- **Stored records**:
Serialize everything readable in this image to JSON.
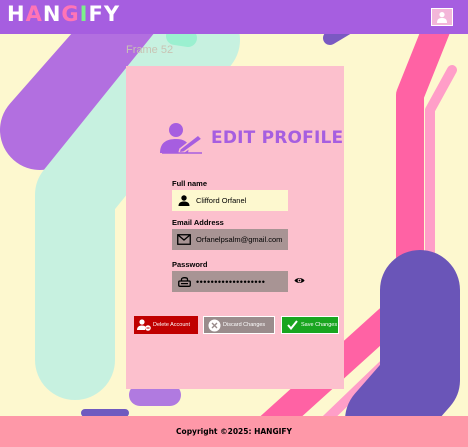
{
  "header": {
    "logo_letters": [
      {
        "char": "H",
        "color": "#ffffff"
      },
      {
        "char": "A",
        "color": "#ff74b6"
      },
      {
        "char": "N",
        "color": "#ffffff"
      },
      {
        "char": "G",
        "color": "#ff74b6"
      },
      {
        "char": "I",
        "color": "#7cf08b"
      },
      {
        "char": "F",
        "color": "#ffffff"
      },
      {
        "char": "Y",
        "color": "#ffffff"
      }
    ],
    "avatar_icon": "user-icon"
  },
  "frame_label": "Frame 52",
  "profile": {
    "title": "EDIT PROFILE",
    "title_icon": "user-edit-icon",
    "full_name_label": "Full name",
    "full_name_value": "Clifford Orfanel",
    "email_label": "Email Address",
    "email_value": "Orfanelpsalm@gmail.com",
    "password_label": "Password",
    "password_value": "•••••••••••••••••••"
  },
  "buttons": {
    "delete": "Delete Account",
    "discard": "Discard Changes",
    "save": "Save Changes"
  },
  "footer": {
    "copyright": "Copyright ©2025: HANGIFY"
  },
  "colors": {
    "accent": "#a65ee0",
    "background": "#fdf8cf",
    "card": "#fcc0cd",
    "footer": "#fe98a8",
    "delete": "#c00000",
    "save": "#19a51f"
  }
}
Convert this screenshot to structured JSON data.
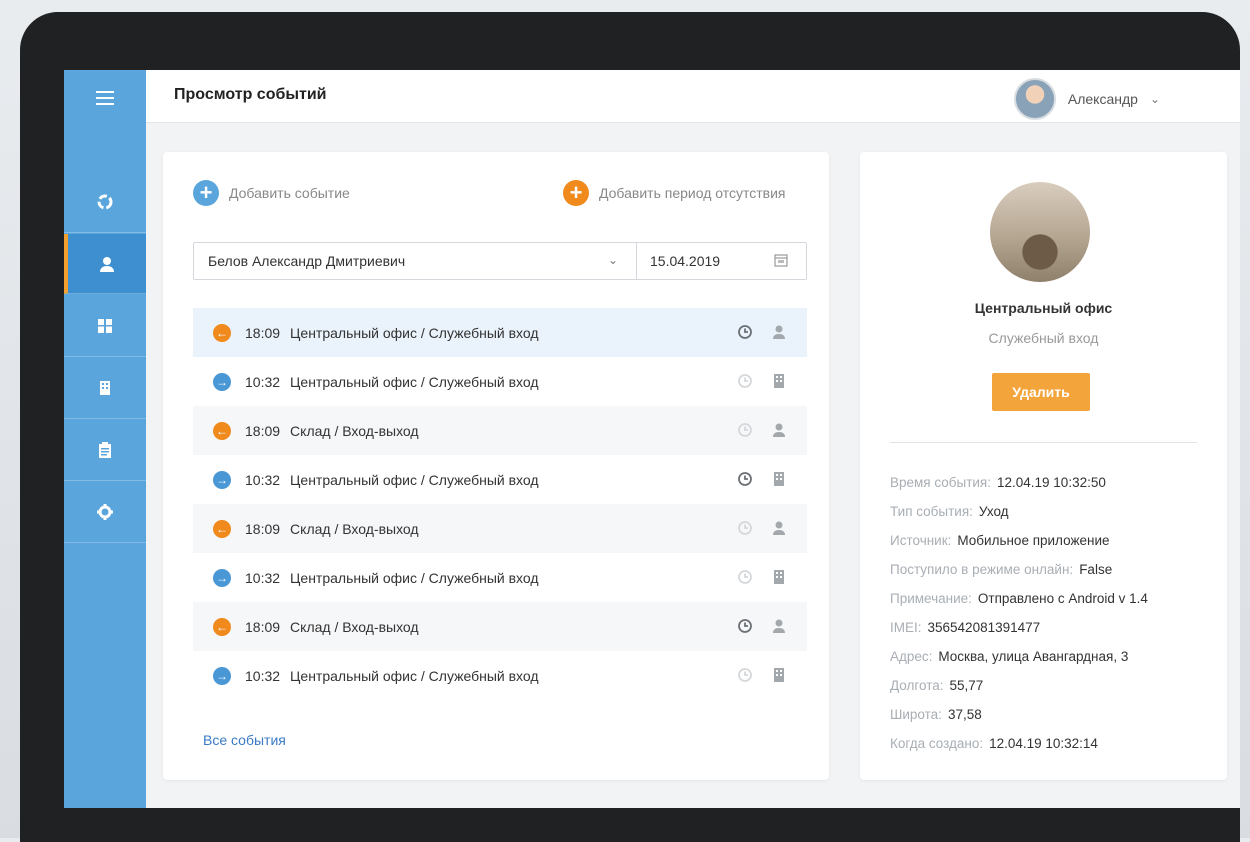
{
  "header": {
    "title": "Просмотр событий",
    "user_name": "Александр"
  },
  "sidebar": {
    "items": [
      {
        "icon": "refresh-icon",
        "active": false
      },
      {
        "icon": "user-icon",
        "active": true
      },
      {
        "icon": "grid-icon",
        "active": false
      },
      {
        "icon": "building-icon",
        "active": false
      },
      {
        "icon": "clipboard-icon",
        "active": false
      },
      {
        "icon": "gear-icon",
        "active": false
      }
    ]
  },
  "actions": {
    "add_event": "Добавить событие",
    "add_absence": "Добавить период отсутствия"
  },
  "filter": {
    "employee": "Белов Александр Дмитриевич",
    "date": "15.04.2019"
  },
  "events": [
    {
      "dir": "out",
      "time": "18:09",
      "place": "Центральный офис / Служебный вход",
      "clock": "dark",
      "src": "user"
    },
    {
      "dir": "in",
      "time": "10:32",
      "place": "Центральный офис / Служебный вход",
      "clock": "light",
      "src": "building"
    },
    {
      "dir": "out",
      "time": "18:09",
      "place": "Склад / Вход-выход",
      "clock": "light",
      "src": "user"
    },
    {
      "dir": "in",
      "time": "10:32",
      "place": "Центральный офис / Служебный вход",
      "clock": "dark",
      "src": "building"
    },
    {
      "dir": "out",
      "time": "18:09",
      "place": "Склад / Вход-выход",
      "clock": "light",
      "src": "user"
    },
    {
      "dir": "in",
      "time": "10:32",
      "place": "Центральный офис / Служебный вход",
      "clock": "light",
      "src": "building"
    },
    {
      "dir": "out",
      "time": "18:09",
      "place": "Склад / Вход-выход",
      "clock": "dark",
      "src": "user"
    },
    {
      "dir": "in",
      "time": "10:32",
      "place": "Центральный офис / Служебный вход",
      "clock": "light",
      "src": "building"
    }
  ],
  "all_events_link": "Все события",
  "detail": {
    "place_title": "Центральный офис",
    "place_sub": "Служебный вход",
    "delete_label": "Удалить",
    "rows": [
      {
        "k": "Время события:",
        "v": "12.04.19 10:32:50"
      },
      {
        "k": "Тип события:",
        "v": "Уход"
      },
      {
        "k": "Источник:",
        "v": "Мобильное приложение"
      },
      {
        "k": "Поступило в режиме онлайн:",
        "v": "False"
      },
      {
        "k": "Примечание:",
        "v": "Отправлено с Android  v 1.4"
      },
      {
        "k": "IMEI:",
        "v": "356542081391477"
      },
      {
        "k": "Адрес:",
        "v": "Москва, улица Авангардная, 3"
      },
      {
        "k": "Долгота:",
        "v": "55,77"
      },
      {
        "k": "Широта:",
        "v": "37,58"
      },
      {
        "k": "Когда создано:",
        "v": "12.04.19 10:32:14"
      }
    ]
  },
  "colors": {
    "sidebar": "#5aa5dc",
    "accent_orange": "#f08a1c",
    "accent_blue": "#4a97d6",
    "delete_button": "#f3a43a"
  }
}
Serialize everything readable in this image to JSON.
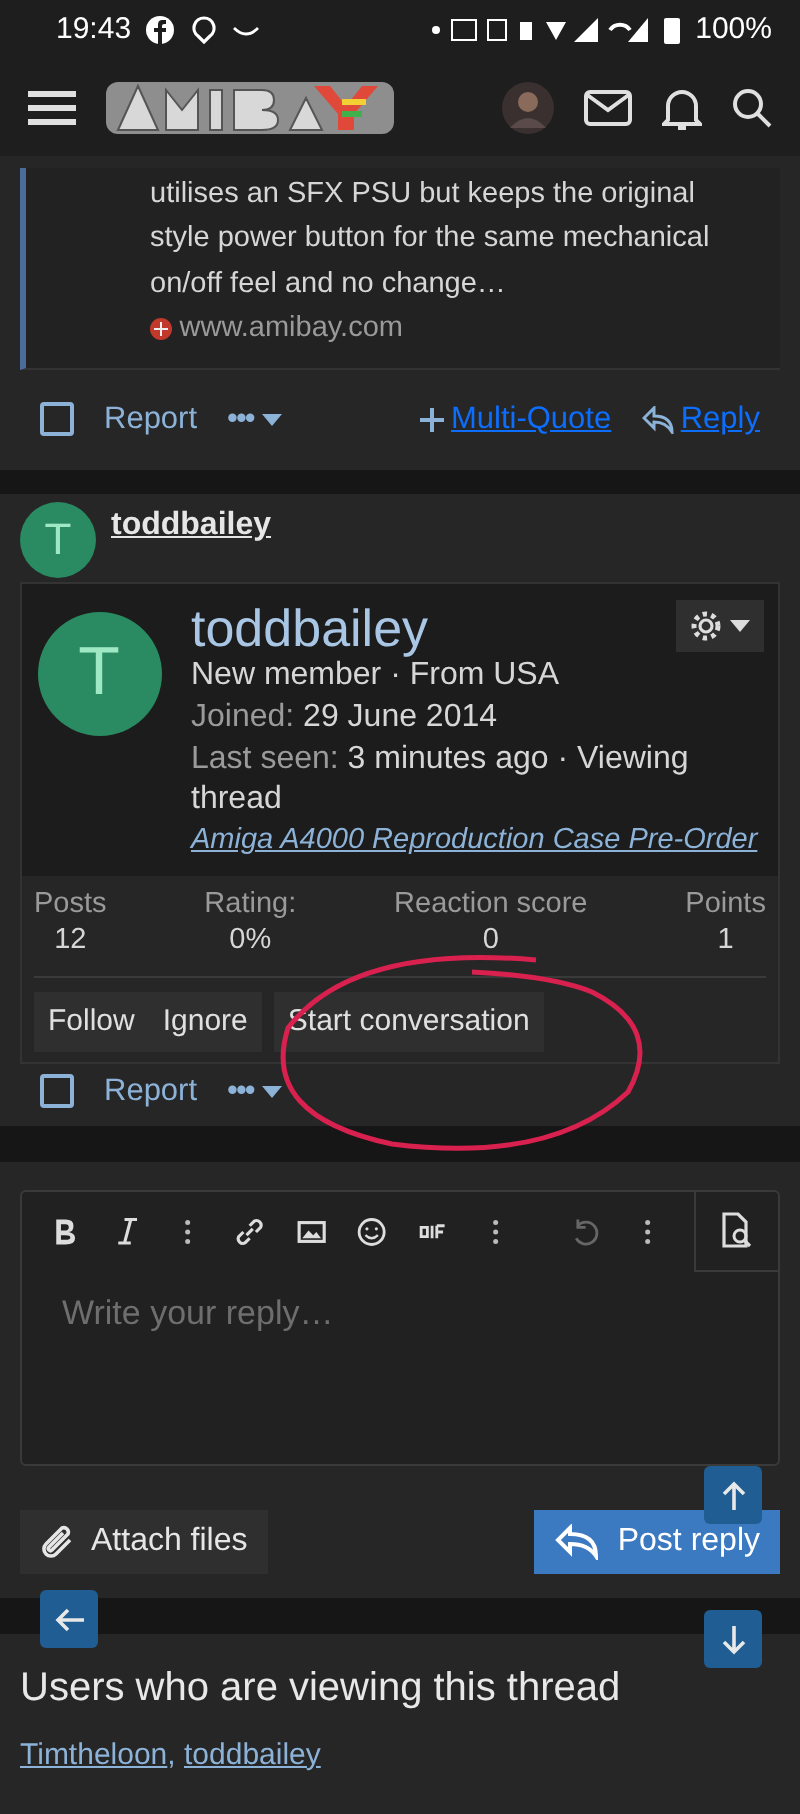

- **What needs to be done**:
Print each line of the material above exactly, with the pictures removed from your copy.

- **Output for this task**:
Serialize everything readable in this image to JSON.
{
  "header": {
    "logo_letters": [
      {
        "char": "H",
        "color": "#ffffff"
      },
      {
        "char": "A",
        "color": "#ff74b6"
      },
      {
        "char": "N",
        "color": "#ffffff"
      },
      {
        "char": "G",
        "color": "#ff74b6"
      },
      {
        "char": "I",
        "color": "#7cf08b"
      },
      {
        "char": "F",
        "color": "#ffffff"
      },
      {
        "char": "Y",
        "color": "#ffffff"
      }
    ],
    "avatar_icon": "user-icon"
  },
  "frame_label": "Frame 52",
  "profile": {
    "title": "EDIT PROFILE",
    "title_icon": "user-edit-icon",
    "full_name_label": "Full name",
    "full_name_value": "Clifford Orfanel",
    "email_label": "Email Address",
    "email_value": "Orfanelpsalm@gmail.com",
    "password_label": "Password",
    "password_value": "•••••••••••••••••••"
  },
  "buttons": {
    "delete": "Delete Account",
    "discard": "Discard Changes",
    "save": "Save Changes"
  },
  "footer": {
    "copyright": "Copyright ©2025: HANGIFY"
  },
  "colors": {
    "accent": "#a65ee0",
    "background": "#fdf8cf",
    "card": "#fcc0cd",
    "footer": "#fe98a8",
    "delete": "#c00000",
    "save": "#19a51f"
  }
}
Convert this screenshot to structured JSON data.
{
  "header": {
    "title": "Просмотр событий",
    "user_name": "Александр"
  },
  "sidebar": {
    "items": [
      {
        "icon": "refresh-icon",
        "active": false
      },
      {
        "icon": "user-icon",
        "active": true
      },
      {
        "icon": "grid-icon",
        "active": false
      },
      {
        "icon": "building-icon",
        "active": false
      },
      {
        "icon": "clipboard-icon",
        "active": false
      },
      {
        "icon": "gear-icon",
        "active": false
      }
    ]
  },
  "actions": {
    "add_event": "Добавить событие",
    "add_absence": "Добавить период отсутствия"
  },
  "filter": {
    "employee": "Белов Александр Дмитриевич",
    "date": "15.04.2019"
  },
  "events": [
    {
      "dir": "out",
      "time": "18:09",
      "place": "Центральный офис / Служебный вход",
      "clock": "dark",
      "src": "user"
    },
    {
      "dir": "in",
      "time": "10:32",
      "place": "Центральный офис / Служебный вход",
      "clock": "light",
      "src": "building"
    },
    {
      "dir": "out",
      "time": "18:09",
      "place": "Склад / Вход-выход",
      "clock": "light",
      "src": "user"
    },
    {
      "dir": "in",
      "time": "10:32",
      "place": "Центральный офис / Служебный вход",
      "clock": "dark",
      "src": "building"
    },
    {
      "dir": "out",
      "time": "18:09",
      "place": "Склад / Вход-выход",
      "clock": "light",
      "src": "user"
    },
    {
      "dir": "in",
      "time": "10:32",
      "place": "Центральный офис / Служебный вход",
      "clock": "light",
      "src": "building"
    },
    {
      "dir": "out",
      "time": "18:09",
      "place": "Склад / Вход-выход",
      "clock": "dark",
      "src": "user"
    },
    {
      "dir": "in",
      "time": "10:32",
      "place": "Центральный офис / Служебный вход",
      "clock": "light",
      "src": "building"
    }
  ],
  "all_events_link": "Все события",
  "detail": {
    "place_title": "Центральный офис",
    "place_sub": "Служебный вход",
    "delete_label": "Удалить",
    "rows": [
      {
        "k": "Время события:",
        "v": "12.04.19 10:32:50"
      },
      {
        "k": "Тип события:",
        "v": "Уход"
      },
      {
        "k": "Источник:",
        "v": "Мобильное приложение"
      },
      {
        "k": "Поступило в режиме онлайн:",
        "v": "False"
      },
      {
        "k": "Примечание:",
        "v": "Отправлено с Android  v 1.4"
      },
      {
        "k": "IMEI:",
        "v": "356542081391477"
      },
      {
        "k": "Адрес:",
        "v": "Москва, улица Авангардная, 3"
      },
      {
        "k": "Долгота:",
        "v": "55,77"
      },
      {
        "k": "Широта:",
        "v": "37,58"
      },
      {
        "k": "Когда создано:",
        "v": "12.04.19 10:32:14"
      }
    ]
  },
  "colors": {
    "sidebar": "#5aa5dc",
    "accent_orange": "#f08a1c",
    "accent_blue": "#4a97d6",
    "delete_button": "#f3a43a"
  }
}
Serialize everything readable in this image to JSON.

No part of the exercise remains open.